Exercise details: In the material below, find how many lines contain the string "Output". Write only that number.

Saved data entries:
-- START --
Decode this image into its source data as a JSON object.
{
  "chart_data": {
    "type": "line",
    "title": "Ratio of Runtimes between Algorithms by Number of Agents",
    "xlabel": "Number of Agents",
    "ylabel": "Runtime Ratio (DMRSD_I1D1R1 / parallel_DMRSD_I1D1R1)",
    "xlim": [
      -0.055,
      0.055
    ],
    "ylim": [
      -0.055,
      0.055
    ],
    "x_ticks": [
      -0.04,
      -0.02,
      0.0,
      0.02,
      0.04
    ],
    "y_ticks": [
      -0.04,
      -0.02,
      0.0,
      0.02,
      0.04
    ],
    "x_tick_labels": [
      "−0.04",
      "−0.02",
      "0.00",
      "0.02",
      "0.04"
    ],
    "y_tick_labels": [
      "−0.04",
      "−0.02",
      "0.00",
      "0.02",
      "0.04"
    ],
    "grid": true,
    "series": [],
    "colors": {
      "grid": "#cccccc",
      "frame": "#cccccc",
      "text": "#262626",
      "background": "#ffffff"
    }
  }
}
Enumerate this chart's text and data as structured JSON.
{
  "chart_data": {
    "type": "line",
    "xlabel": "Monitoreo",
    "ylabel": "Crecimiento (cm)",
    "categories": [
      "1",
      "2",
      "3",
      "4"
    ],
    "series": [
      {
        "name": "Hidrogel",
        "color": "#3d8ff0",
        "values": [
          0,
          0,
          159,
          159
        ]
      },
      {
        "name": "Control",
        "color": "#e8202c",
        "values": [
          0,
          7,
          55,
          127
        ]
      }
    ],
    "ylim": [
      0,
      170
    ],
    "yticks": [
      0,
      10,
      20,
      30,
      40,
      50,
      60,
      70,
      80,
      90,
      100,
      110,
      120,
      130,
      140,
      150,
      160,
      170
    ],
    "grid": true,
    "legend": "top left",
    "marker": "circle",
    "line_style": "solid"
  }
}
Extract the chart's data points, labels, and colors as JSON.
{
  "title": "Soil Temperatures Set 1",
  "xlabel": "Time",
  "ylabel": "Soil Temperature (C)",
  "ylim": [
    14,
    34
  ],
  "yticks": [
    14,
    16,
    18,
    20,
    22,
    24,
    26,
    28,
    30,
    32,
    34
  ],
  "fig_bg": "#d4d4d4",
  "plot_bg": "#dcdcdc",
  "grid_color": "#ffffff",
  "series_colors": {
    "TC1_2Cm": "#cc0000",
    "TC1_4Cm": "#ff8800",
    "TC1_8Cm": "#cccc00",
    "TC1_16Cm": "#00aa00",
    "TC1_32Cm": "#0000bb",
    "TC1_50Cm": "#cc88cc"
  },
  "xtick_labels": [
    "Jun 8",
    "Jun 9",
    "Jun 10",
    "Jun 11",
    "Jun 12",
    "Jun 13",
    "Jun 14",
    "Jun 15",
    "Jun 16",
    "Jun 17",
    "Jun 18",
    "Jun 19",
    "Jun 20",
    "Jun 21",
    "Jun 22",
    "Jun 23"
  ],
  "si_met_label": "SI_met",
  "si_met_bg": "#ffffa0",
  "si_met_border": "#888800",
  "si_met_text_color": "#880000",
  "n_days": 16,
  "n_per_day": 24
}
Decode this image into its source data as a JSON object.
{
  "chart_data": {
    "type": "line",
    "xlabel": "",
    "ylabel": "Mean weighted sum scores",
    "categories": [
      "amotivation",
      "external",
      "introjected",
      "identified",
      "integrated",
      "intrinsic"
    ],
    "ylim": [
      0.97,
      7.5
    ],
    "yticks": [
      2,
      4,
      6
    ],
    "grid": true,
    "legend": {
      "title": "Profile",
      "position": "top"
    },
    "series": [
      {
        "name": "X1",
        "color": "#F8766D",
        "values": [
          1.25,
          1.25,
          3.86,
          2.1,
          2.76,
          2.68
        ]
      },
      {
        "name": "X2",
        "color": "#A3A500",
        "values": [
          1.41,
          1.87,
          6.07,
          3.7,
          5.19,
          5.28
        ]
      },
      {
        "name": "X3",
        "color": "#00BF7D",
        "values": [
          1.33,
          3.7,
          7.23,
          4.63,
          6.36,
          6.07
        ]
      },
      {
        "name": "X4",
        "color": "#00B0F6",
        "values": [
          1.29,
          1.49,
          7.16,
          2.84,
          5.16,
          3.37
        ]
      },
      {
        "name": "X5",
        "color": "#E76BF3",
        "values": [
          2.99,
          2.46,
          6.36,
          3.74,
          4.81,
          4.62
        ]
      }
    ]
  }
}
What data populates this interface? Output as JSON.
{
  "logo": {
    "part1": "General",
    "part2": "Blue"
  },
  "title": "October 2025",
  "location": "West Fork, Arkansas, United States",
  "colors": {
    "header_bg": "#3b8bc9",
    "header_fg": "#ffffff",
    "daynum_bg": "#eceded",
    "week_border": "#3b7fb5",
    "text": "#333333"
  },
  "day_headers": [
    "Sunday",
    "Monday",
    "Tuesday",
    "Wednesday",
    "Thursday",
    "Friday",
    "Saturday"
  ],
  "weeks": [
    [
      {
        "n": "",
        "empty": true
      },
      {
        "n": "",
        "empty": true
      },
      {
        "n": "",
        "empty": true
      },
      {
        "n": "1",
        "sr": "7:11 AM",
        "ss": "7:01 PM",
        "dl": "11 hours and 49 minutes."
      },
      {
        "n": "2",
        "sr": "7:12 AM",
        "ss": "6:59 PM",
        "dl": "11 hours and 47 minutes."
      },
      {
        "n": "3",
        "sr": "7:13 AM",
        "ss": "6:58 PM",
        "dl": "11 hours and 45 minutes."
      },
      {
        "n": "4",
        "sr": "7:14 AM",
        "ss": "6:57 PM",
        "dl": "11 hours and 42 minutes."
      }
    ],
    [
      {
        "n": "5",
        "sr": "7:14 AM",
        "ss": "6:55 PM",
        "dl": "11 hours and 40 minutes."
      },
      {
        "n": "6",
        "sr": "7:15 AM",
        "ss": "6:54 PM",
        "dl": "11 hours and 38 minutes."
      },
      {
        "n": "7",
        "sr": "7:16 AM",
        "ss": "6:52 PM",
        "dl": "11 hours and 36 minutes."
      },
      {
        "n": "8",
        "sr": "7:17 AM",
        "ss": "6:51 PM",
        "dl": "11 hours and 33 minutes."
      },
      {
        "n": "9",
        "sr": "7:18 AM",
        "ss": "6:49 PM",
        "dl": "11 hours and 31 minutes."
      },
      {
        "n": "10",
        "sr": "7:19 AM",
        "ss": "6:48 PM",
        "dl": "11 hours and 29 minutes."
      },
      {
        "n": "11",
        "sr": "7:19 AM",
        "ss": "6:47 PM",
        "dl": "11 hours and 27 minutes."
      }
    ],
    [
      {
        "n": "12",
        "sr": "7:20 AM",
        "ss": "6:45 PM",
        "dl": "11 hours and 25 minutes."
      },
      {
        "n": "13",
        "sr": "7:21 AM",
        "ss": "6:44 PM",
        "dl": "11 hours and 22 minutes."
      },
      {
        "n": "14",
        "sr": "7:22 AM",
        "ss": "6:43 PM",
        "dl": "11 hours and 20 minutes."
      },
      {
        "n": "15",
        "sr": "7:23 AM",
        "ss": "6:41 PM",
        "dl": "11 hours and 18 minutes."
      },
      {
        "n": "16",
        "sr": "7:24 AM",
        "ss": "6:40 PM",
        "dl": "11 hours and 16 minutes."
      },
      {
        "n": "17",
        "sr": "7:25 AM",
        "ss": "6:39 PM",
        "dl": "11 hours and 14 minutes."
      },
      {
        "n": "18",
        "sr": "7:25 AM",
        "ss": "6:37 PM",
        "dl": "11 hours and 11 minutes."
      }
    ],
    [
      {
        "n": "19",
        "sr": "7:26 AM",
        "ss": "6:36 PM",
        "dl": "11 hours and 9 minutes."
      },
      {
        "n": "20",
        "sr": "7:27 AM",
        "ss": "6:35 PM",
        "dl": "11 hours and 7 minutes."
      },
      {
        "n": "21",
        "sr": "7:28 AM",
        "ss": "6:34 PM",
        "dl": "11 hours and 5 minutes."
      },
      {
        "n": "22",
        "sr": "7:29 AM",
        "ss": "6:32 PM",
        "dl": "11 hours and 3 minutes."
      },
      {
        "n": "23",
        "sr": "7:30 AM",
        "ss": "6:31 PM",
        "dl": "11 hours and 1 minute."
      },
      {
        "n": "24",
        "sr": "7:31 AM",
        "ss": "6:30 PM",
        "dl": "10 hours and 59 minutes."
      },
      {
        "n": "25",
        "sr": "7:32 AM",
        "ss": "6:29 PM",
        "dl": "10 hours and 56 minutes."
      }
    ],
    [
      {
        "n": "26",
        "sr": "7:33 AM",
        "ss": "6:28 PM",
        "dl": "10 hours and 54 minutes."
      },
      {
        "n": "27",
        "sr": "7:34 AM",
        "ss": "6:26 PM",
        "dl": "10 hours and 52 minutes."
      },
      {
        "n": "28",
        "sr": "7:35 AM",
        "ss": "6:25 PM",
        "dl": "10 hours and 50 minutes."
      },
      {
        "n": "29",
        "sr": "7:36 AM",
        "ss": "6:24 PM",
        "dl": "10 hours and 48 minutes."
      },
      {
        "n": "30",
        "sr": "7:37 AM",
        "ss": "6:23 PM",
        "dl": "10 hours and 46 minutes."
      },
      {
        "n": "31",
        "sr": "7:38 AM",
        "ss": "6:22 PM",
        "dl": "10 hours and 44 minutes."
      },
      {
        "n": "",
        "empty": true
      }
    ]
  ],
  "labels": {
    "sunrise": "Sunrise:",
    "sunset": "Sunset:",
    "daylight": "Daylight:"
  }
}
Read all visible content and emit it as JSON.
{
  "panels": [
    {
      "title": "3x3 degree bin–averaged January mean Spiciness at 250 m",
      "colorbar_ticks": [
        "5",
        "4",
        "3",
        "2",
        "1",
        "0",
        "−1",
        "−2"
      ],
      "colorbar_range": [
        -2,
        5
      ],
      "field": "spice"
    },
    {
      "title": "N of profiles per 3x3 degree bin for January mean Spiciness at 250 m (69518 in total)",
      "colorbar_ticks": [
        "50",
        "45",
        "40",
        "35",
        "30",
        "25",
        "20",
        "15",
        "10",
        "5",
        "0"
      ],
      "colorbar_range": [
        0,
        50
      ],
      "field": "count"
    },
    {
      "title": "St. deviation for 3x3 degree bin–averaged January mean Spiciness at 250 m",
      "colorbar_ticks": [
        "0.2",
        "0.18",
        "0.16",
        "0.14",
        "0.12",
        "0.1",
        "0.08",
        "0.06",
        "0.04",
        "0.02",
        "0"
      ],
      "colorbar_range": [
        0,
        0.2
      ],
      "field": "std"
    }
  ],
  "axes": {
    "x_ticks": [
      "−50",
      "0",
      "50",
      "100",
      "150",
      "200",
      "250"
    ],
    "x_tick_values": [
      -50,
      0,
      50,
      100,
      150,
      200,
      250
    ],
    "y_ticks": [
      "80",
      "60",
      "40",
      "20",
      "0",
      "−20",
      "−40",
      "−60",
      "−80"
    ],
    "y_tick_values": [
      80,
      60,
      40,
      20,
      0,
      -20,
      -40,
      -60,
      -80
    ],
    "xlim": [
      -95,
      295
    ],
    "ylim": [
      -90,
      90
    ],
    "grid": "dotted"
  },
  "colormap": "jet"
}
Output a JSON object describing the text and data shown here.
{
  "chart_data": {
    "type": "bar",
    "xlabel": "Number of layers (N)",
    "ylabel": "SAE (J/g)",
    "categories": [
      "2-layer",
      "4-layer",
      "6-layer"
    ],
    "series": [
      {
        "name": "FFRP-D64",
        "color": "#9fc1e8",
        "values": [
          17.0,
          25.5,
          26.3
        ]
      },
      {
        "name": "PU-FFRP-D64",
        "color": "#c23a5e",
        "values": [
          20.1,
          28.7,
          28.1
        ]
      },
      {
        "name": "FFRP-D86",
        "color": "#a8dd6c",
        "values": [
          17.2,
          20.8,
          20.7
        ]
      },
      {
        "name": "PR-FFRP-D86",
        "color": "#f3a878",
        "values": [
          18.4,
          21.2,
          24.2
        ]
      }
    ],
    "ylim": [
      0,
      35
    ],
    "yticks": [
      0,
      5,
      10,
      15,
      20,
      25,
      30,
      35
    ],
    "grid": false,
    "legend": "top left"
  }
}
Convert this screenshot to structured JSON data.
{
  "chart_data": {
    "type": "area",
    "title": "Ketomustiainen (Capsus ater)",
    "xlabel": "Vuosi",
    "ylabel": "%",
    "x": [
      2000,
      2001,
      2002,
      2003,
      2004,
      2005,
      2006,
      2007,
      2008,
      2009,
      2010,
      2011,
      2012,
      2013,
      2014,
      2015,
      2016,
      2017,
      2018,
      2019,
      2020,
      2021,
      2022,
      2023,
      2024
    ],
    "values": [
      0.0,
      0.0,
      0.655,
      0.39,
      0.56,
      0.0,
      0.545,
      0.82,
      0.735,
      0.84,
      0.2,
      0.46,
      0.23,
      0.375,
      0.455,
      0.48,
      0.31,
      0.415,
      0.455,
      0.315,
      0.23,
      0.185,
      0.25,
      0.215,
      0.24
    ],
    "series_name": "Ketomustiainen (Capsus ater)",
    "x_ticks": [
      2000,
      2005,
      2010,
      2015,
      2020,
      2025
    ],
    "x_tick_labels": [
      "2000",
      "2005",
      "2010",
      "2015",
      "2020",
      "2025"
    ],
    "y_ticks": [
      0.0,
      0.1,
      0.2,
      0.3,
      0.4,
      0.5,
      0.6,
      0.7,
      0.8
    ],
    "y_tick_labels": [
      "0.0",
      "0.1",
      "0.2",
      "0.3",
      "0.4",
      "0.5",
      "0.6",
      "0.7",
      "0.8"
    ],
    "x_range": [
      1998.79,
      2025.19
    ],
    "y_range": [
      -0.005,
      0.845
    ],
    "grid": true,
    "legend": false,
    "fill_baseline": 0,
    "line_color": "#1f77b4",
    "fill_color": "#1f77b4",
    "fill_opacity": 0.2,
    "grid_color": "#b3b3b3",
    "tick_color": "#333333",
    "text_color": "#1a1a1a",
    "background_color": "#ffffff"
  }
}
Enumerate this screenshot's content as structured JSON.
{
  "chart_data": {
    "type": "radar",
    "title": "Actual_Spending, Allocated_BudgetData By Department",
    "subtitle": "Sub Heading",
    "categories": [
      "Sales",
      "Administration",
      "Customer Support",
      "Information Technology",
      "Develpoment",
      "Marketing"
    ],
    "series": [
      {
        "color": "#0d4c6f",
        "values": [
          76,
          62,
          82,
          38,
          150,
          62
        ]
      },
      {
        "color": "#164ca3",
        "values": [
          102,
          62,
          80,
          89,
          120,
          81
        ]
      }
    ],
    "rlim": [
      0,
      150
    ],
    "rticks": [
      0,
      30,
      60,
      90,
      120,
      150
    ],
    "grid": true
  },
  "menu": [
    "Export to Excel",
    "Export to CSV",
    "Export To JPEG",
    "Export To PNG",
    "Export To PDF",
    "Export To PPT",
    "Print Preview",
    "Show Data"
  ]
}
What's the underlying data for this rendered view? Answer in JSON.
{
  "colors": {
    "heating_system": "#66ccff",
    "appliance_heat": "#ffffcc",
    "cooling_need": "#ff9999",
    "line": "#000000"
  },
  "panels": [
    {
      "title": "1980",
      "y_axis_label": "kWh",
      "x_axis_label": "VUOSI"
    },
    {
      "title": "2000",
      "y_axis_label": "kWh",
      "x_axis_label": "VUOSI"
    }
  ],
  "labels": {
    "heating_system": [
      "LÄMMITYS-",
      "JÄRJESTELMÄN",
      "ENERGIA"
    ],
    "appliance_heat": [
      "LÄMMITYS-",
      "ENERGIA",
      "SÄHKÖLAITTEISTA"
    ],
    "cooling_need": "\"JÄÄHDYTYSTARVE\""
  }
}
-- END --
Task answer: 2